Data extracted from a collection
■ ■ ■ ■ ■

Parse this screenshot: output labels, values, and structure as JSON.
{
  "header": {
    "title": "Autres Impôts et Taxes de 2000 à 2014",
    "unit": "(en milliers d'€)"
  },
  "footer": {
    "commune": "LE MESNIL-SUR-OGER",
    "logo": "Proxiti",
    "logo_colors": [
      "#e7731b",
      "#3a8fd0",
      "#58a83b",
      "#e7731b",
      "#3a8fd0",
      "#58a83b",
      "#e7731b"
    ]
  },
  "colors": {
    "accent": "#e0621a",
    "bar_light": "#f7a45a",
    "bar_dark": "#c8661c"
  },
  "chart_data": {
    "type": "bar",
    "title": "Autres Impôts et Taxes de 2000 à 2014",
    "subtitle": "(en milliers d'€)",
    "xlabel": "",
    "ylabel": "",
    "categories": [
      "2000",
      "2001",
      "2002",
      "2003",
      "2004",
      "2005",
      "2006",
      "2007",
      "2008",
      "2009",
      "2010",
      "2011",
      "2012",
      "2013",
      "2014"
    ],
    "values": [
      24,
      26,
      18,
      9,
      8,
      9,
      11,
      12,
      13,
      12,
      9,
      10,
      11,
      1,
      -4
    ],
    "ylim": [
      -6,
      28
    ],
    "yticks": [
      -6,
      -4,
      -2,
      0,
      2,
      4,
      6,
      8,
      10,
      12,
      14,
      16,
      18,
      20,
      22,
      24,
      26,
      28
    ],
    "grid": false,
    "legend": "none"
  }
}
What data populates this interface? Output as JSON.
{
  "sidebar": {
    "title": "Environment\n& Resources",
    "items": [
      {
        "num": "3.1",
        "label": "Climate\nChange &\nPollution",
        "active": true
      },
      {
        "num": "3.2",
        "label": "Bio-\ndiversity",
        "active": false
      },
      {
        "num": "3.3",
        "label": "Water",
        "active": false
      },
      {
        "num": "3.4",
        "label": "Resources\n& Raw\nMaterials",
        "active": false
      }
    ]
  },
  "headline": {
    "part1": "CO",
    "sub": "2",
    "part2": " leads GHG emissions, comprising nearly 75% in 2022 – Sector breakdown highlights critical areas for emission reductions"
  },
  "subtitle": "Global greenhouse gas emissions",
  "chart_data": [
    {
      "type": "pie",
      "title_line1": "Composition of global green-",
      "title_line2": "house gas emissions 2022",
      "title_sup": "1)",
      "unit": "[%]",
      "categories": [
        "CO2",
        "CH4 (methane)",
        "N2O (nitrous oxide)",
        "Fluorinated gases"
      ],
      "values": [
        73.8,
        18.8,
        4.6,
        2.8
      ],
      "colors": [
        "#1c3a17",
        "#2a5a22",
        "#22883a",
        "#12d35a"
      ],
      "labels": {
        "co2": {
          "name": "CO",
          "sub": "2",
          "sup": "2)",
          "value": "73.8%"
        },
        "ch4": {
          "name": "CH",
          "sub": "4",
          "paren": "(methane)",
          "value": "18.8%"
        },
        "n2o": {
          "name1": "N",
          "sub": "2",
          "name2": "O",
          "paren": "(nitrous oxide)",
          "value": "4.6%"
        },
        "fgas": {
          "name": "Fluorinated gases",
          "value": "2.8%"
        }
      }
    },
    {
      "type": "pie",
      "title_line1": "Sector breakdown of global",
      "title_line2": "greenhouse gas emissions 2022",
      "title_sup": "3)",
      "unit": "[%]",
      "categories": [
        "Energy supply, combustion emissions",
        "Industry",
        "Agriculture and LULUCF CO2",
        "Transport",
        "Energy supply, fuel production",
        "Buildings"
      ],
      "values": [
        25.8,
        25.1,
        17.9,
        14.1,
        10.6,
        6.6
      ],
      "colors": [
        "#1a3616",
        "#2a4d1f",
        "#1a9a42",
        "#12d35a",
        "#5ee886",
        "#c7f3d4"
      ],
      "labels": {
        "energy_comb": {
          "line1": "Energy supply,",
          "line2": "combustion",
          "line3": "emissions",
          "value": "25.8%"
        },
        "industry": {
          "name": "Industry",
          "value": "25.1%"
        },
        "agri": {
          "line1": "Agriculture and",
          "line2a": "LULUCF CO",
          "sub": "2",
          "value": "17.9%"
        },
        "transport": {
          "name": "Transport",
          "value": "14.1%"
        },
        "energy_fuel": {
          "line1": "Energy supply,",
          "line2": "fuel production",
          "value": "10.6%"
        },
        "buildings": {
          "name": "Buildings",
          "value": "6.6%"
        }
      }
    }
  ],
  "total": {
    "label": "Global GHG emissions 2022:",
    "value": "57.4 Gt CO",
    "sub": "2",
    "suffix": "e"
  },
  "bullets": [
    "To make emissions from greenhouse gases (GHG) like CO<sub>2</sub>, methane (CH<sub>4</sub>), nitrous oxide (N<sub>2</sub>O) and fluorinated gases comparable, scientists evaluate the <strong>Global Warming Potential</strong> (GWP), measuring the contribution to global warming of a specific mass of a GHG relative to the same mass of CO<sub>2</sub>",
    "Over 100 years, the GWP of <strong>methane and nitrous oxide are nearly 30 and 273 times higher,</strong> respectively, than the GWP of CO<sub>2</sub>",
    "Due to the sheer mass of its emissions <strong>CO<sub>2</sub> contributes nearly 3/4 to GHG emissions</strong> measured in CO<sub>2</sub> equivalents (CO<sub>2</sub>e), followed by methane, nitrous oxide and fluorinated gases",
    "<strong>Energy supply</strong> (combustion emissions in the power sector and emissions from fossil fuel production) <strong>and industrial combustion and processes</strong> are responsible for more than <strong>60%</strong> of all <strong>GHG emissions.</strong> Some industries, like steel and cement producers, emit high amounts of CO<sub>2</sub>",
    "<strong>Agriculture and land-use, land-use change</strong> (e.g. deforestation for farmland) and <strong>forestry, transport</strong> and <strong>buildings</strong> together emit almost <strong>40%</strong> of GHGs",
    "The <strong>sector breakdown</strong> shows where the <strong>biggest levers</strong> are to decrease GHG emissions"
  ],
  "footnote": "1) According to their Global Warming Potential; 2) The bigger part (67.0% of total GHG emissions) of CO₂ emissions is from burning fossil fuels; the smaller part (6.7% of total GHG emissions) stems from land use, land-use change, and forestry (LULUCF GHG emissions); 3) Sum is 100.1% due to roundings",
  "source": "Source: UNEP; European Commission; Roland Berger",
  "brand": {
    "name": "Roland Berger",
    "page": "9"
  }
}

■ ■ ■ ■ ■

_Task statement_
Repeat the listing above without any change.

_Solution for this problem_
Parse this screenshot: output labels, values, and structure as JSON.
{
  "header": {
    "title": "Autres Impôts et Taxes de 2000 à 2014",
    "unit": "(en milliers d'€)"
  },
  "footer": {
    "commune": "LE MESNIL-SUR-OGER",
    "logo": "Proxiti",
    "logo_colors": [
      "#e7731b",
      "#3a8fd0",
      "#58a83b",
      "#e7731b",
      "#3a8fd0",
      "#58a83b",
      "#e7731b"
    ]
  },
  "colors": {
    "accent": "#e0621a",
    "bar_light": "#f7a45a",
    "bar_dark": "#c8661c"
  },
  "chart_data": {
    "type": "bar",
    "title": "Autres Impôts et Taxes de 2000 à 2014",
    "subtitle": "(en milliers d'€)",
    "xlabel": "",
    "ylabel": "",
    "categories": [
      "2000",
      "2001",
      "2002",
      "2003",
      "2004",
      "2005",
      "2006",
      "2007",
      "2008",
      "2009",
      "2010",
      "2011",
      "2012",
      "2013",
      "2014"
    ],
    "values": [
      24,
      26,
      18,
      9,
      8,
      9,
      11,
      12,
      13,
      12,
      9,
      10,
      11,
      1,
      -4
    ],
    "ylim": [
      -6,
      28
    ],
    "yticks": [
      -6,
      -4,
      -2,
      0,
      2,
      4,
      6,
      8,
      10,
      12,
      14,
      16,
      18,
      20,
      22,
      24,
      26,
      28
    ],
    "grid": false,
    "legend": "none"
  }
}
What data populates this interface? Output as JSON.
{
  "sidebar": {
    "title": "Environment\n& Resources",
    "items": [
      {
        "num": "3.1",
        "label": "Climate\nChange &\nPollution",
        "active": true
      },
      {
        "num": "3.2",
        "label": "Bio-\ndiversity",
        "active": false
      },
      {
        "num": "3.3",
        "label": "Water",
        "active": false
      },
      {
        "num": "3.4",
        "label": "Resources\n& Raw\nMaterials",
        "active": false
      }
    ]
  },
  "headline": {
    "part1": "CO",
    "sub": "2",
    "part2": " leads GHG emissions, comprising nearly 75% in 2022 – Sector breakdown highlights critical areas for emission reductions"
  },
  "subtitle": "Global greenhouse gas emissions",
  "chart_data": [
    {
      "type": "pie",
      "title_line1": "Composition of global green-",
      "title_line2": "house gas emissions 2022",
      "title_sup": "1)",
      "unit": "[%]",
      "categories": [
        "CO2",
        "CH4 (methane)",
        "N2O (nitrous oxide)",
        "Fluorinated gases"
      ],
      "values": [
        73.8,
        18.8,
        4.6,
        2.8
      ],
      "colors": [
        "#1c3a17",
        "#2a5a22",
        "#22883a",
        "#12d35a"
      ],
      "labels": {
        "co2": {
          "name": "CO",
          "sub": "2",
          "sup": "2)",
          "value": "73.8%"
        },
        "ch4": {
          "name": "CH",
          "sub": "4",
          "paren": "(methane)",
          "value": "18.8%"
        },
        "n2o": {
          "name1": "N",
          "sub": "2",
          "name2": "O",
          "paren": "(nitrous oxide)",
          "value": "4.6%"
        },
        "fgas": {
          "name": "Fluorinated gases",
          "value": "2.8%"
        }
      }
    },
    {
      "type": "pie",
      "title_line1": "Sector breakdown of global",
      "title_line2": "greenhouse gas emissions 2022",
      "title_sup": "3)",
      "unit": "[%]",
      "categories": [
        "Energy supply, combustion emissions",
        "Industry",
        "Agriculture and LULUCF CO2",
        "Transport",
        "Energy supply, fuel production",
        "Buildings"
      ],
      "values": [
        25.8,
        25.1,
        17.9,
        14.1,
        10.6,
        6.6
      ],
      "colors": [
        "#1a3616",
        "#2a4d1f",
        "#1a9a42",
        "#12d35a",
        "#5ee886",
        "#c7f3d4"
      ],
      "labels": {
        "energy_comb": {
          "line1": "Energy supply,",
          "line2": "combustion",
          "line3": "emissions",
          "value": "25.8%"
        },
        "industry": {
          "name": "Industry",
          "value": "25.1%"
        },
        "agri": {
          "line1": "Agriculture and",
          "line2a": "LULUCF CO",
          "sub": "2",
          "value": "17.9%"
        },
        "transport": {
          "name": "Transport",
          "value": "14.1%"
        },
        "energy_fuel": {
          "line1": "Energy supply,",
          "line2": "fuel production",
          "value": "10.6%"
        },
        "buildings": {
          "name": "Buildings",
          "value": "6.6%"
        }
      }
    }
  ],
  "total": {
    "label": "Global GHG emissions 2022:",
    "value": "57.4 Gt CO",
    "sub": "2",
    "suffix": "e"
  },
  "bullets": [
    "To make emissions from greenhouse gases (GHG) like CO<sub>2</sub>, methane (CH<sub>4</sub>), nitrous oxide (N<sub>2</sub>O) and fluorinated gases comparable, scientists evaluate the <strong>Global Warming Potential</strong> (GWP), measuring the contribution to global warming of a specific mass of a GHG relative to the same mass of CO<sub>2</sub>",
    "Over 100 years, the GWP of <strong>methane and nitrous oxide are nearly 30 and 273 times higher,</strong> respectively, than the GWP of CO<sub>2</sub>",
    "Due to the sheer mass of its emissions <strong>CO<sub>2</sub> contributes nearly 3/4 to GHG emissions</strong> measured in CO<sub>2</sub> equivalents (CO<sub>2</sub>e), followed by methane, nitrous oxide and fluorinated gases",
    "<strong>Energy supply</strong> (combustion emissions in the power sector and emissions from fossil fuel production) <strong>and industrial combustion and processes</strong> are responsible for more than <strong>60%</strong> of all <strong>GHG emissions.</strong> Some industries, like steel and cement producers, emit high amounts of CO<sub>2</sub>",
    "<strong>Agriculture and land-use, land-use change</strong> (e.g. deforestation for farmland) and <strong>forestry, transport</strong> and <strong>buildings</strong> together emit almost <strong>40%</strong> of GHGs",
    "The <strong>sector breakdown</strong> shows where the <strong>biggest levers</strong> are to decrease GHG emissions"
  ],
  "footnote": "1) According to their Global Warming Potential; 2) The bigger part (67.0% of total GHG emissions) of CO₂ emissions is from burning fossil fuels; the smaller part (6.7% of total GHG emissions) stems from land use, land-use change, and forestry (LULUCF GHG emissions); 3) Sum is 100.1% due to roundings",
  "source": "Source: UNEP; European Commission; Roland Berger",
  "brand": {
    "name": "Roland Berger",
    "page": "9"
  }
}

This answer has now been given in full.